[START Material for this exercise]

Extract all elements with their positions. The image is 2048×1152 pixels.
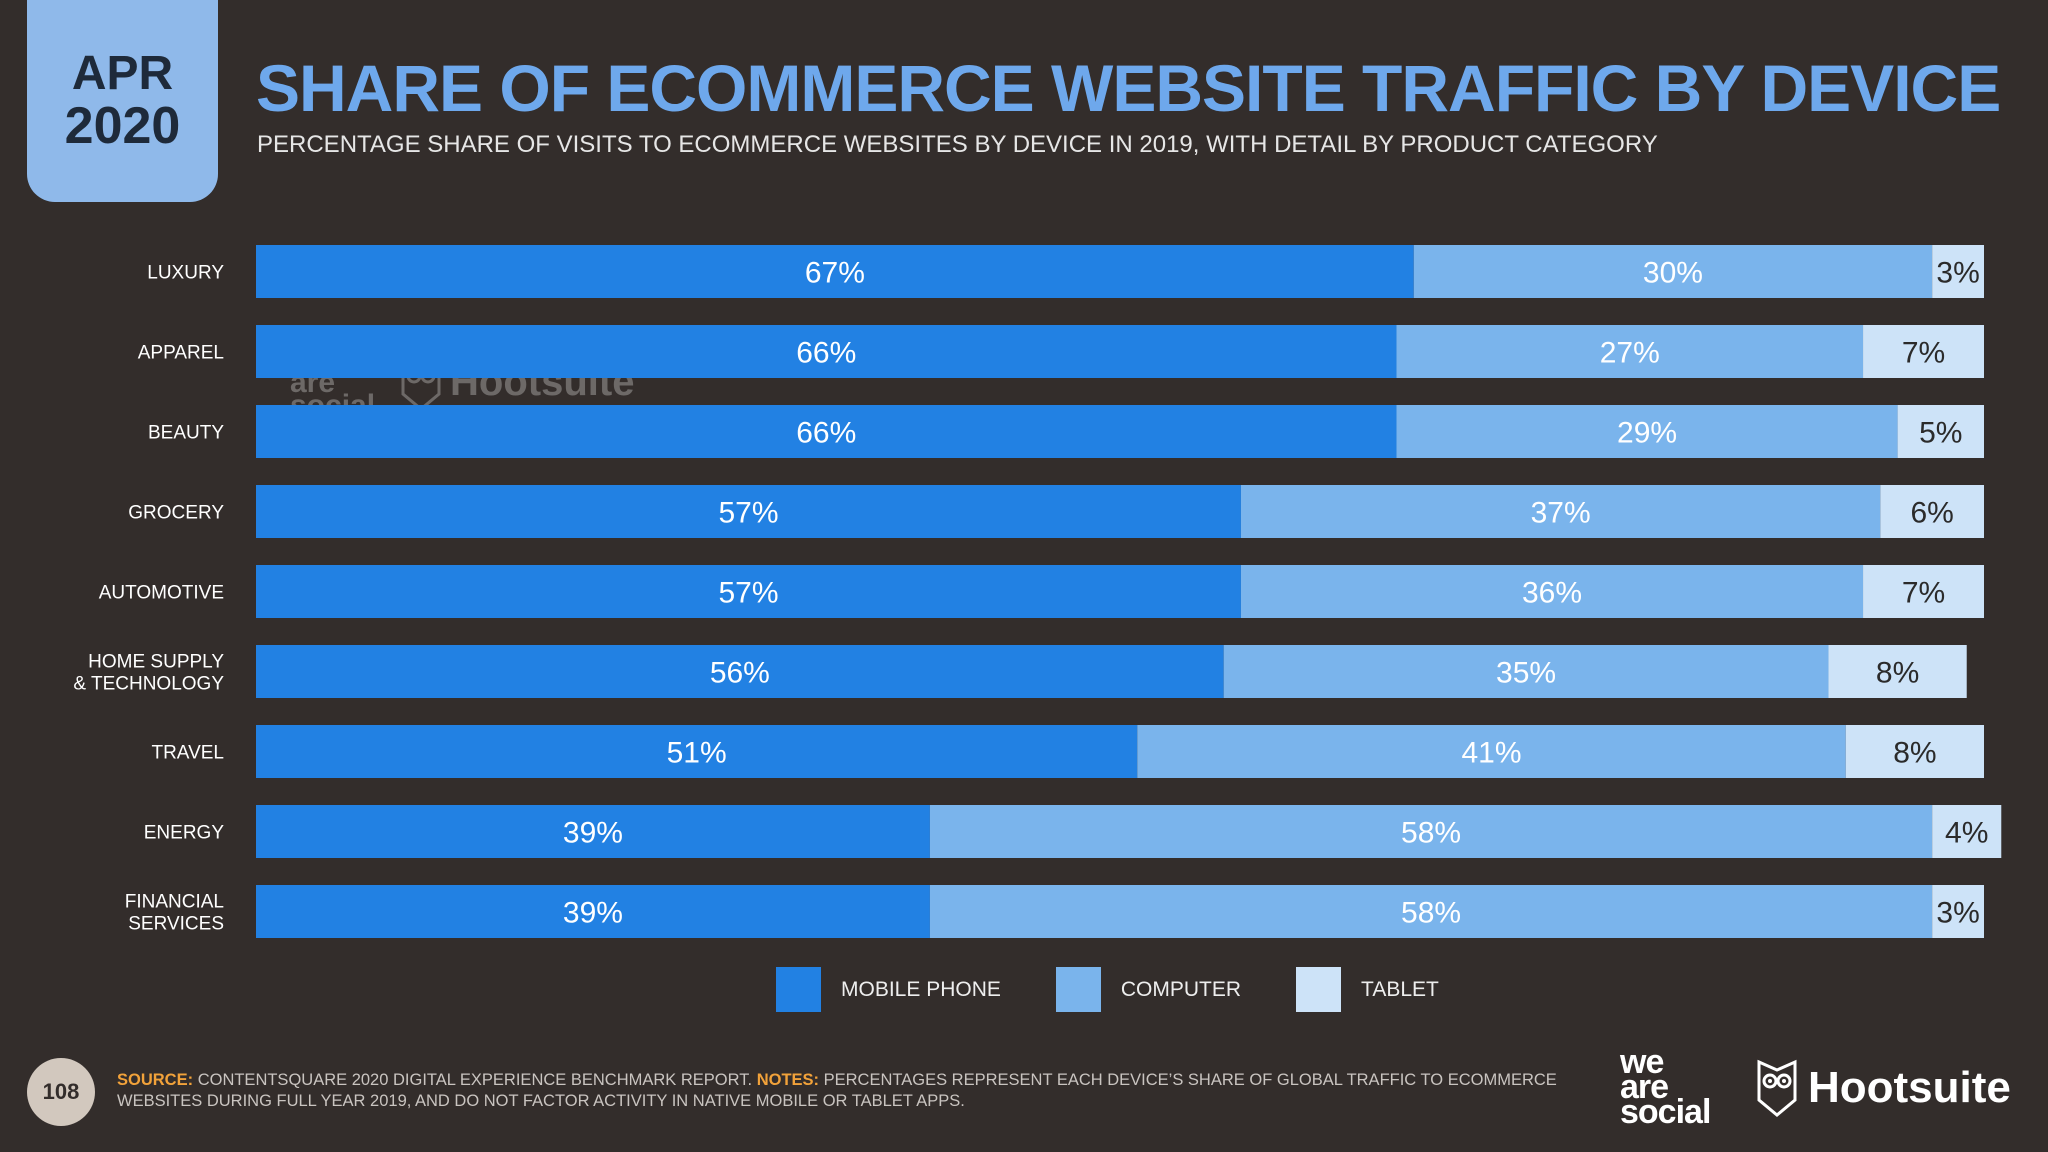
data-label-computer-beauty: 29% <box>1617 417 1677 450</box>
page-title: SHARE OF ECOMMERCE WEBSITE TRAFFIC BY DE… <box>256 51 2001 125</box>
footnote: SOURCE: CONTENTSQUARE 2020 DIGITAL EXPER… <box>117 1070 1597 1112</box>
bar-mobile-phone-home-supply-technology <box>256 645 1224 698</box>
data-label-tablet-luxury: 3% <box>1936 257 1979 290</box>
bar-tablet-financial-services <box>1932 885 1984 938</box>
bar-computer-travel <box>1137 725 1846 778</box>
bar-mobile-phone-financial-services <box>256 885 930 938</box>
bar-tablet-home-supply-technology <box>1828 645 1967 698</box>
logo-was-line3: social <box>1620 1093 1711 1131</box>
data-label-computer-home-supply-technology: 35% <box>1496 657 1556 690</box>
bar-computer-grocery <box>1240 485 1881 538</box>
category-label-energy: ENERGY <box>144 823 225 844</box>
logo-was-line2: are <box>1620 1068 1669 1106</box>
bar-computer-luxury <box>1413 245 1933 298</box>
data-label-computer-automotive: 36% <box>1522 577 1582 610</box>
data-label-mobile-phone-luxury: 67% <box>805 257 865 290</box>
legend-swatch-mobile-phone <box>776 967 821 1012</box>
bar-mobile-phone-automotive <box>256 565 1241 618</box>
bar-tablet-travel <box>1845 725 1984 778</box>
legend-label-tablet: TABLET <box>1361 977 1439 1001</box>
owl-icon <box>1757 1059 1797 1117</box>
data-label-tablet-beauty: 5% <box>1919 417 1962 450</box>
bar-tablet-luxury <box>1932 245 1984 298</box>
bar-tablet-beauty <box>1897 405 1984 458</box>
data-label-computer-apparel: 27% <box>1600 337 1660 370</box>
data-label-tablet-travel: 8% <box>1893 737 1936 770</box>
legend-item-computer: COMPUTER <box>1055 967 1242 1012</box>
date-badge: APR 2020 <box>27 0 218 202</box>
bar-computer-beauty <box>1396 405 1898 458</box>
category-label-automotive: AUTOMOTIVE <box>99 583 224 604</box>
bar-computer-home-supply-technology <box>1223 645 1829 698</box>
source-label: SOURCE: <box>117 1071 194 1089</box>
category-label-grocery: GROCERY <box>128 503 224 524</box>
badge-month: APR <box>71 46 174 100</box>
bar-mobile-phone-travel <box>256 725 1138 778</box>
bar-computer-apparel <box>1396 325 1864 378</box>
bar-computer-financial-services <box>929 885 1933 938</box>
legend-label-mobile-phone: MOBILE PHONE <box>841 977 1001 1001</box>
stacked-bar-chart: LUXURY 67% 30% 3% APPAREL 66% 27% 7% BEAUTY 66% 29… <box>73 245 2002 938</box>
legend-swatch-tablet <box>1296 967 1342 1012</box>
category-label-home-supply-technology: HOME SUPPLY & TECHNOLOGY <box>73 652 224 695</box>
data-label-tablet-energy: 4% <box>1945 817 1988 850</box>
notes-text: PERCENTAGES REPRESENT EACH DEVICE’S SHAR… <box>117 1071 1557 1110</box>
bar-mobile-phone-energy <box>256 805 930 858</box>
page-subtitle: PERCENTAGE SHARE OF VISITS TO ECOMMERCE … <box>257 131 1658 158</box>
data-label-mobile-phone-grocery: 57% <box>718 497 778 530</box>
data-label-mobile-phone-energy: 39% <box>563 817 623 850</box>
badge-year: 2020 <box>64 96 181 155</box>
bar-tablet-energy <box>1932 805 2002 858</box>
data-label-tablet-financial-services: 3% <box>1936 897 1979 930</box>
data-label-mobile-phone-automotive: 57% <box>718 577 778 610</box>
bar-computer-energy <box>929 805 1933 858</box>
bar-mobile-phone-grocery <box>256 485 1241 538</box>
bar-mobile-phone-apparel <box>256 325 1397 378</box>
bar-tablet-automotive <box>1863 565 1984 618</box>
bar-tablet-apparel <box>1863 325 1984 378</box>
data-label-mobile-phone-travel: 51% <box>667 737 727 770</box>
category-label-beauty: BEAUTY <box>148 423 224 444</box>
bar-mobile-phone-luxury <box>256 245 1414 298</box>
logo-was-line1: we <box>1620 1043 1664 1081</box>
data-label-computer-luxury: 30% <box>1643 257 1703 290</box>
data-label-mobile-phone-beauty: 66% <box>796 417 856 450</box>
source-text: CONTENTSQUARE 2020 DIGITAL EXPERIENCE BE… <box>197 1071 753 1089</box>
category-label-luxury: LUXURY <box>147 263 224 284</box>
notes-label: NOTES: <box>756 1071 820 1089</box>
data-label-computer-energy: 58% <box>1401 817 1461 850</box>
category-label-financial-services: FINANCIAL SERVICES <box>125 892 224 935</box>
legend-swatch-computer <box>1055 967 1101 1012</box>
data-label-mobile-phone-apparel: 66% <box>796 337 856 370</box>
hootsuite-logo: Hootsuite <box>1756 1058 2011 1118</box>
data-label-tablet-apparel: 7% <box>1902 337 1945 370</box>
we-are-social-logo: we are social <box>1620 1043 1730 1131</box>
legend-item-mobile-phone: MOBILE PHONE <box>776 967 1001 1012</box>
data-label-computer-travel: 41% <box>1461 737 1521 770</box>
bar-tablet-grocery <box>1880 485 1984 538</box>
chart-legend: MOBILE PHONE COMPUTER TABLET <box>776 967 1494 1012</box>
bar-mobile-phone-beauty <box>256 405 1397 458</box>
data-label-tablet-grocery: 6% <box>1910 497 1953 530</box>
legend-item-tablet: TABLET <box>1296 967 1439 1012</box>
category-label-apparel: APPAREL <box>138 343 224 364</box>
category-label-travel: TRAVEL <box>151 743 224 764</box>
legend-label-computer: COMPUTER <box>1120 977 1242 1001</box>
hootsuite-name: Hootsuite <box>1808 1063 2011 1112</box>
data-label-mobile-phone-home-supply-technology: 56% <box>710 657 770 690</box>
data-label-tablet-automotive: 7% <box>1902 577 1945 610</box>
data-label-tablet-home-supply-technology: 8% <box>1876 657 1919 690</box>
data-label-mobile-phone-financial-services: 39% <box>563 897 623 930</box>
bar-computer-automotive <box>1240 565 1864 618</box>
page-number: 108 <box>27 1058 95 1126</box>
data-label-computer-grocery: 37% <box>1531 497 1591 530</box>
data-label-computer-financial-services: 58% <box>1401 897 1461 930</box>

[END Material for this exercise]

Set task: Rewrite only the lines from the one containing "data-label-computer-beauty: 29% <box>1617" down to the one containing "bar-mobile-phone-automotive <box>256 565", changing each "home-supply-technology" to "household-goods" and leaving everything else unchanged.

Written solution:
data-label-computer-beauty: 29% <box>1617 417 1677 450</box>
page-title: SHARE OF ECOMMERCE WEBSITE TRAFFIC BY DE… <box>256 51 2001 125</box>
footnote: SOURCE: CONTENTSQUARE 2020 DIGITAL EXPER… <box>117 1070 1597 1112</box>
bar-mobile-phone-household-goods <box>256 645 1224 698</box>
data-label-tablet-luxury: 3% <box>1936 257 1979 290</box>
bar-tablet-financial-services <box>1932 885 1984 938</box>
bar-computer-travel <box>1137 725 1846 778</box>
bar-mobile-phone-financial-services <box>256 885 930 938</box>
bar-tablet-household-goods <box>1828 645 1967 698</box>
logo-was-line3: social <box>1620 1093 1711 1131</box>
data-label-computer-household-goods: 35% <box>1496 657 1556 690</box>
bar-computer-grocery <box>1240 485 1881 538</box>
category-label-energy: ENERGY <box>144 823 225 844</box>
logo-was-line2: are <box>1620 1068 1669 1106</box>
bar-computer-luxury <box>1413 245 1933 298</box>
data-label-computer-automotive: 36% <box>1522 577 1582 610</box>
data-label-mobile-phone-luxury: 67% <box>805 257 865 290</box>
legend-swatch-mobile-phone <box>776 967 821 1012</box>
bar-mobile-phone-automotive <box>256 565 1241 618</box>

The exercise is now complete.